Scan the data beneath this task and copy each line that includes "Anteile".

EXTRACTED DATA
==================================================
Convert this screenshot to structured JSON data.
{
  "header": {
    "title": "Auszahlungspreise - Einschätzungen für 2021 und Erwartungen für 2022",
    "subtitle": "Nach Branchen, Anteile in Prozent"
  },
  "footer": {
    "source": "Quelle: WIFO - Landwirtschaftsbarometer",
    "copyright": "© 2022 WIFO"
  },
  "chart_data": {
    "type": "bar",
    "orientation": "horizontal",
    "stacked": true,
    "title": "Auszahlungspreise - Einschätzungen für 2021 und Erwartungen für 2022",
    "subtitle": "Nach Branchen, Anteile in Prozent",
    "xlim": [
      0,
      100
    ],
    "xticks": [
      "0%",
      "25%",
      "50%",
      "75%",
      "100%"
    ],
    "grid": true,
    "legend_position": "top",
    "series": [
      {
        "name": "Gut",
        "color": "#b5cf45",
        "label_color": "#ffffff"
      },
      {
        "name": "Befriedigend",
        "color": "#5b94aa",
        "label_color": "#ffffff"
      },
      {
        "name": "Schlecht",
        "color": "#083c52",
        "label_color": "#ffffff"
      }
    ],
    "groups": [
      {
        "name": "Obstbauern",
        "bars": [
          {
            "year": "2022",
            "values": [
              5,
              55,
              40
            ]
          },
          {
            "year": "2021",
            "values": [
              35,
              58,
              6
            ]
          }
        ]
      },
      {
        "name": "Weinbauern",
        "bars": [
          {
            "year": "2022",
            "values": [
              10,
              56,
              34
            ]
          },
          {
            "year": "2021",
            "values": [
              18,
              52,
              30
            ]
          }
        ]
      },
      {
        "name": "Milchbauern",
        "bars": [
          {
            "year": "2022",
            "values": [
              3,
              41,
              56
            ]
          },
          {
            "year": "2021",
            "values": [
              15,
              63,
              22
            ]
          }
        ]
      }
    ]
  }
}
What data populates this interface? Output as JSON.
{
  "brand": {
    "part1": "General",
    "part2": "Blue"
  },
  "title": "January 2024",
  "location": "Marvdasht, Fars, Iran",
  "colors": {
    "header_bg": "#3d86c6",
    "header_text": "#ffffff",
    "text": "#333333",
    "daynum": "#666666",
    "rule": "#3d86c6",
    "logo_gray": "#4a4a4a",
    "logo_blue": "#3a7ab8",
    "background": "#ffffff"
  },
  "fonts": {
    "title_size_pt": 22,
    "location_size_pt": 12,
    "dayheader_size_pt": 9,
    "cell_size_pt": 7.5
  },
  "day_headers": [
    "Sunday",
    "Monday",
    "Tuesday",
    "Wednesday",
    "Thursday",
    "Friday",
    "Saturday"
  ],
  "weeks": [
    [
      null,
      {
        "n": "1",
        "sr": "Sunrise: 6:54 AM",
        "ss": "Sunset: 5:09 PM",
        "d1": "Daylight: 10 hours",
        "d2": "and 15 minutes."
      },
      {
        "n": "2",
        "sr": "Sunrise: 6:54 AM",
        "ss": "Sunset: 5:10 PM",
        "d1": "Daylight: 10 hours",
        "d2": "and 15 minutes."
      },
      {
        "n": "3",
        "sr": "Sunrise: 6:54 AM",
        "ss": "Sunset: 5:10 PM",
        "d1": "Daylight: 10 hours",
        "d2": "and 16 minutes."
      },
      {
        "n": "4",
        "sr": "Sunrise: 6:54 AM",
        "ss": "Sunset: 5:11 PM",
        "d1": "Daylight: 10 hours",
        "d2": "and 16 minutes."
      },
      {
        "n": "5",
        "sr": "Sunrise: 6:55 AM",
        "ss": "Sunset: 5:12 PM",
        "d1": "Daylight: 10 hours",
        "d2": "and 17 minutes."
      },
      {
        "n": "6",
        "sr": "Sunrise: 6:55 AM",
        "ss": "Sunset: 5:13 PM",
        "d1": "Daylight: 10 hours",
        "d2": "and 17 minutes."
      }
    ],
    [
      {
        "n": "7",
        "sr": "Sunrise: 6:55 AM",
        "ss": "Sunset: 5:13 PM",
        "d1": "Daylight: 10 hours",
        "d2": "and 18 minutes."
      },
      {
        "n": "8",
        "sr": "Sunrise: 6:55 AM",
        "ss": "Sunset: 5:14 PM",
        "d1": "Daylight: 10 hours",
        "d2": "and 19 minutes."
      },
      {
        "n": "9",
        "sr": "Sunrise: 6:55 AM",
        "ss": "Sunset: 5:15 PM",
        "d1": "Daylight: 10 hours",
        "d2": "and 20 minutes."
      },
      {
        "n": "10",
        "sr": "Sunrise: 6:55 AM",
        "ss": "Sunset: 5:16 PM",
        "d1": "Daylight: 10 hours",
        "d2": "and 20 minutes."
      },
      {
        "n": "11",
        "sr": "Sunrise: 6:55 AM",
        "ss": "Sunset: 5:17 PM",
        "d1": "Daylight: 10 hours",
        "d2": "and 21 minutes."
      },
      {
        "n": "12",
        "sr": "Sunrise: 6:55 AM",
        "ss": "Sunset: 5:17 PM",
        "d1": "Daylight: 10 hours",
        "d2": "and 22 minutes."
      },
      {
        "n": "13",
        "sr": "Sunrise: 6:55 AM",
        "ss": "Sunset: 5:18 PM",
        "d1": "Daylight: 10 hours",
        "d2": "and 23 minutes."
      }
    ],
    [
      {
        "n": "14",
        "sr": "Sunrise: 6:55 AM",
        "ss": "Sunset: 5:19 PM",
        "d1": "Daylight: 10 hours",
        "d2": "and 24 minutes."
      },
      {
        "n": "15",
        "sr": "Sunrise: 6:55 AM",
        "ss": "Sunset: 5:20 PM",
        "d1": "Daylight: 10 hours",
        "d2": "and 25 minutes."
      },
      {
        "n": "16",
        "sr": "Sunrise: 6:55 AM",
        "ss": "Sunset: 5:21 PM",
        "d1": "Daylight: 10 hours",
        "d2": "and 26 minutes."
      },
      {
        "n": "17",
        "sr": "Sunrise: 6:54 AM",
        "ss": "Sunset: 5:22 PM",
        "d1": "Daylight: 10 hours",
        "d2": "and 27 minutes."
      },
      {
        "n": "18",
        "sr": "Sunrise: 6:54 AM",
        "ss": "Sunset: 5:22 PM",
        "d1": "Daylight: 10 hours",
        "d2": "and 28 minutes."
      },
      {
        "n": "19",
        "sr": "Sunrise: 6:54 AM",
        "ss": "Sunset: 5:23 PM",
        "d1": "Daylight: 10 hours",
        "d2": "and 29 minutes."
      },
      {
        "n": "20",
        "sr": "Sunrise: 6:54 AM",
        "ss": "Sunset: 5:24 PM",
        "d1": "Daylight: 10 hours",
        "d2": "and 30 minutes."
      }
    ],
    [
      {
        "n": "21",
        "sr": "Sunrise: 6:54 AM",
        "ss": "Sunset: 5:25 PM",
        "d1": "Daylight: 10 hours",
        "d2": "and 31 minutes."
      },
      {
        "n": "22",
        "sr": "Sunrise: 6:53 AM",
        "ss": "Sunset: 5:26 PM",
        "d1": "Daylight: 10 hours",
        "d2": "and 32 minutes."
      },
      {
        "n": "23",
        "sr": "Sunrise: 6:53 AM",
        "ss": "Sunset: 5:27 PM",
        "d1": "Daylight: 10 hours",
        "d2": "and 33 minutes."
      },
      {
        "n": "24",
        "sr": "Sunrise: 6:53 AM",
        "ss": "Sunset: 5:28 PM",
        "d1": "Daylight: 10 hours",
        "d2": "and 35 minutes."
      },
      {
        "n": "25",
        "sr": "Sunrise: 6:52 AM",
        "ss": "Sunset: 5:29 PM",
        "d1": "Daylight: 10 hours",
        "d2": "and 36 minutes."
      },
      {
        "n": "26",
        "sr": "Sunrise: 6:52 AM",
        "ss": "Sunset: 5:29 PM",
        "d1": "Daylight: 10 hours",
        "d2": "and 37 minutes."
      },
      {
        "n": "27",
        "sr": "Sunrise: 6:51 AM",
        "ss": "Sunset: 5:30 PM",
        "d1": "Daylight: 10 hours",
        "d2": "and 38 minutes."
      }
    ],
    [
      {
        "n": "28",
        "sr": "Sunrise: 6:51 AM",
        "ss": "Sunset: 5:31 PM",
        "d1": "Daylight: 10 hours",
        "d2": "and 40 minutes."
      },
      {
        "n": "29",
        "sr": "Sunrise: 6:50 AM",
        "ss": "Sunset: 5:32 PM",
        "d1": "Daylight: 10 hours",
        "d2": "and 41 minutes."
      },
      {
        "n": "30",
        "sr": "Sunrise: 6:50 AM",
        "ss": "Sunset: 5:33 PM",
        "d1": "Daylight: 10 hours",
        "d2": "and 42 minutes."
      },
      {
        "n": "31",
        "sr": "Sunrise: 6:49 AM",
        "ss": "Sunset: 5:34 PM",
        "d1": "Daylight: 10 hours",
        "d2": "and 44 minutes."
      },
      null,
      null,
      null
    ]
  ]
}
==================================================
RESPONSE TO THE TASK
    "subtitle": "Nach Branchen, Anteile in Prozent"
    "subtitle": "Nach Branchen, Anteile in Prozent",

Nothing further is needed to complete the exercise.